Copy out all of the material exactly.

-------- STORED RECORDS

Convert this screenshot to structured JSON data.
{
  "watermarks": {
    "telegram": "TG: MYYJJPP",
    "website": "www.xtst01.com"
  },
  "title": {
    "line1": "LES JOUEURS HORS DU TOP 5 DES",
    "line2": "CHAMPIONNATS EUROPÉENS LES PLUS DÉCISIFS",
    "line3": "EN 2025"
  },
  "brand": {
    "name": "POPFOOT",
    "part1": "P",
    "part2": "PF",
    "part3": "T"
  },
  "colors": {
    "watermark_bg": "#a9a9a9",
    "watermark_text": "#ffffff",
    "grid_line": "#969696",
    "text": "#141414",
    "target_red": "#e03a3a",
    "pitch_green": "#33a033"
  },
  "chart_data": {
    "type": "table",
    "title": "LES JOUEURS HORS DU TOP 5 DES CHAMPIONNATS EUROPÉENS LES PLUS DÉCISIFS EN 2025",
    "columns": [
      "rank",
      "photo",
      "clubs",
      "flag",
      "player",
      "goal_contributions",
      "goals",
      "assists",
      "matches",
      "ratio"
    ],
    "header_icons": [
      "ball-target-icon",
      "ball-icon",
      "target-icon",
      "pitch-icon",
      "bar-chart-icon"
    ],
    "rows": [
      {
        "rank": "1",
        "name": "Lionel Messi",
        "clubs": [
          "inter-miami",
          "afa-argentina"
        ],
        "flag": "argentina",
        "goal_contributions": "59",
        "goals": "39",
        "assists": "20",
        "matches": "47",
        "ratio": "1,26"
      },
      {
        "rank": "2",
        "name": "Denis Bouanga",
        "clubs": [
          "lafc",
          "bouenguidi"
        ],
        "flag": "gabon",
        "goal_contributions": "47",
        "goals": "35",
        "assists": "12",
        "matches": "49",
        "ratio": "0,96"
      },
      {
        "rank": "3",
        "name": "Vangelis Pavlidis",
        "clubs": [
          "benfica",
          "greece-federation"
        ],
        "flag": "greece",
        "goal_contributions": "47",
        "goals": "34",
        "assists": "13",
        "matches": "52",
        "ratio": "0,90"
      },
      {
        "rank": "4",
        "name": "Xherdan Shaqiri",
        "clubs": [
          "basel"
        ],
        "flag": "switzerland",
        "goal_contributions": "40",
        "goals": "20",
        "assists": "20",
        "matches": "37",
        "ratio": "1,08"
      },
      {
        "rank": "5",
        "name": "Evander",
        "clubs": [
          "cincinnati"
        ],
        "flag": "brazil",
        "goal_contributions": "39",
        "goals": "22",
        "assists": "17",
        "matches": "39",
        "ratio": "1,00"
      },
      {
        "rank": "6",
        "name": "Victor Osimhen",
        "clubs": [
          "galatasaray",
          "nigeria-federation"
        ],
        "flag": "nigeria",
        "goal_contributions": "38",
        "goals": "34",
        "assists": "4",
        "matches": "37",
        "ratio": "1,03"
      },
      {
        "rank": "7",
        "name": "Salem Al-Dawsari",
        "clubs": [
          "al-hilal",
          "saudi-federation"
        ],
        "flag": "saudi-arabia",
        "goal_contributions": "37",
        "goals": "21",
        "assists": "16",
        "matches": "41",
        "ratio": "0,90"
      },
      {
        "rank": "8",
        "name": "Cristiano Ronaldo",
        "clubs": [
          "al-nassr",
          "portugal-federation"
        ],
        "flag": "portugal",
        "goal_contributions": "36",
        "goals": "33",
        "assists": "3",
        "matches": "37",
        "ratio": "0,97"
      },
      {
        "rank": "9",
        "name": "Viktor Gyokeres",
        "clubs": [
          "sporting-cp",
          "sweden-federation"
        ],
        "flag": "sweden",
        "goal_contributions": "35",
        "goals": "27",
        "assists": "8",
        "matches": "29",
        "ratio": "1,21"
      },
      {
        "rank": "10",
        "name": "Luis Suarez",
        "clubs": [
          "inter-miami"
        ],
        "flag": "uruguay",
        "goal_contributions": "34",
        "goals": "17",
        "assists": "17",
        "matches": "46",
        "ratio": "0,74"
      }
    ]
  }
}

----------------

## SOLVED EXERCISE
Convert this screenshot to structured JSON data.
{
  "watermarks": {
    "telegram": "TG: MYYJJPP",
    "website": "www.xtst01.com"
  },
  "title": {
    "line1": "LES JOUEURS HORS DU TOP 5 DES",
    "line2": "CHAMPIONNATS EUROPÉENS LES PLUS DÉCISIFS",
    "line3": "EN 2025"
  },
  "brand": {
    "name": "POPFOOT",
    "part1": "P",
    "part2": "PF",
    "part3": "T"
  },
  "colors": {
    "watermark_bg": "#a9a9a9",
    "watermark_text": "#ffffff",
    "grid_line": "#969696",
    "text": "#141414",
    "target_red": "#e03a3a",
    "pitch_green": "#33a033"
  },
  "chart_data": {
    "type": "table",
    "title": "LES JOUEURS HORS DU TOP 5 DES CHAMPIONNATS EUROPÉENS LES PLUS DÉCISIFS EN 2025",
    "columns": [
      "rank",
      "photo",
      "clubs",
      "flag",
      "player",
      "goal_contributions",
      "goals",
      "assists",
      "matches",
      "ratio"
    ],
    "header_icons": [
      "ball-target-icon",
      "ball-icon",
      "target-icon",
      "pitch-icon",
      "bar-chart-icon"
    ],
    "rows": [
      {
        "rank": "1",
        "name": "Lionel Messi",
        "clubs": [
          "inter-miami",
          "afa-argentina"
        ],
        "flag": "argentina",
        "goal_contributions": "59",
        "goals": "39",
        "assists": "20",
        "matches": "47",
        "ratio": "1,26"
      },
      {
        "rank": "2",
        "name": "Denis Bouanga",
        "clubs": [
          "lafc",
          "bouenguidi"
        ],
        "flag": "gabon",
        "goal_contributions": "47",
        "goals": "35",
        "assists": "12",
        "matches": "49",
        "ratio": "0,96"
      },
      {
        "rank": "3",
        "name": "Vangelis Pavlidis",
        "clubs": [
          "benfica",
          "greece-federation"
        ],
        "flag": "greece",
        "goal_contributions": "47",
        "goals": "34",
        "assists": "13",
        "matches": "52",
        "ratio": "0,90"
      },
      {
        "rank": "4",
        "name": "Xherdan Shaqiri",
        "clubs": [
          "basel"
        ],
        "flag": "switzerland",
        "goal_contributions": "40",
        "goals": "20",
        "assists": "20",
        "matches": "37",
        "ratio": "1,08"
      },
      {
        "rank": "5",
        "name": "Evander",
        "clubs": [
          "cincinnati"
        ],
        "flag": "brazil",
        "goal_contributions": "39",
        "goals": "22",
        "assists": "17",
        "matches": "39",
        "ratio": "1,00"
      },
      {
        "rank": "6",
        "name": "Victor Osimhen",
        "clubs": [
          "galatasaray",
          "nigeria-federation"
        ],
        "flag": "nigeria",
        "goal_contributions": "38",
        "goals": "34",
        "assists": "4",
        "matches": "37",
        "ratio": "1,03"
      },
      {
        "rank": "7",
        "name": "Salem Al-Dawsari",
        "clubs": [
          "al-hilal",
          "saudi-federation"
        ],
        "flag": "saudi-arabia",
        "goal_contributions": "37",
        "goals": "21",
        "assists": "16",
        "matches": "41",
        "ratio": "0,90"
      },
      {
        "rank": "8",
        "name": "Cristiano Ronaldo",
        "clubs": [
          "al-nassr",
          "portugal-federation"
        ],
        "flag": "portugal",
        "goal_contributions": "36",
        "goals": "33",
        "assists": "3",
        "matches": "37",
        "ratio": "0,97"
      },
      {
        "rank": "9",
        "name": "Viktor Gyokeres",
        "clubs": [
          "sporting-cp",
          "sweden-federation"
        ],
        "flag": "sweden",
        "goal_contributions": "35",
        "goals": "27",
        "assists": "8",
        "matches": "29",
        "ratio": "1,21"
      },
      {
        "rank": "10",
        "name": "Luis Suarez",
        "clubs": [
          "inter-miami"
        ],
        "flag": "uruguay",
        "goal_contributions": "34",
        "goals": "17",
        "assists": "17",
        "matches": "46",
        "ratio": "0,74"
      }
    ]
  }
}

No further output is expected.